▶ Given exercise
Sift the listing for lines that hold the string "range" and pull them out.

▶ Recorded information

- - - - -

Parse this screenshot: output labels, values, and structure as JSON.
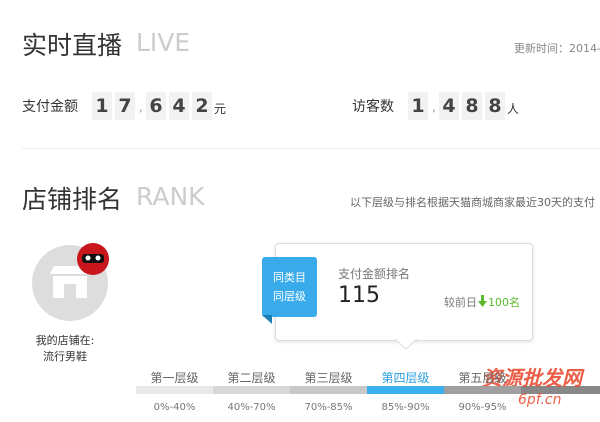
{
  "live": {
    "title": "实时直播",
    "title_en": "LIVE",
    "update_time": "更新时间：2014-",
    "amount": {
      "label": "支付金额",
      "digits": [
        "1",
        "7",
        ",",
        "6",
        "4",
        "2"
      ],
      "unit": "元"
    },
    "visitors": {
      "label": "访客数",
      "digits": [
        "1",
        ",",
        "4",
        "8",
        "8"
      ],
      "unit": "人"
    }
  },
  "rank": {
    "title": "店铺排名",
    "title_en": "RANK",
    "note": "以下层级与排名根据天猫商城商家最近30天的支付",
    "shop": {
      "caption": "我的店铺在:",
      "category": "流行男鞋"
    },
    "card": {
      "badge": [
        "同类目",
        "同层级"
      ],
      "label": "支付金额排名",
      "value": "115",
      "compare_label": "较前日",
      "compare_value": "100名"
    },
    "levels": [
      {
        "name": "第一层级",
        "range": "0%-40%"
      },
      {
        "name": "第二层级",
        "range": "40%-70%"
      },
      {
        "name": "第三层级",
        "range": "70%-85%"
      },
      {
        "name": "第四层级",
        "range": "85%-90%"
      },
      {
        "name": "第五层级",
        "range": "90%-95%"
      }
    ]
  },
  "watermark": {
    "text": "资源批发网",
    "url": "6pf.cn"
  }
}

- - - - -

▶ Written solution
        "range": "0%-40%"
        "range": "40%-70%"
        "range": "70%-85%"
        "range": "85%-90%"
        "range": "90%-95%"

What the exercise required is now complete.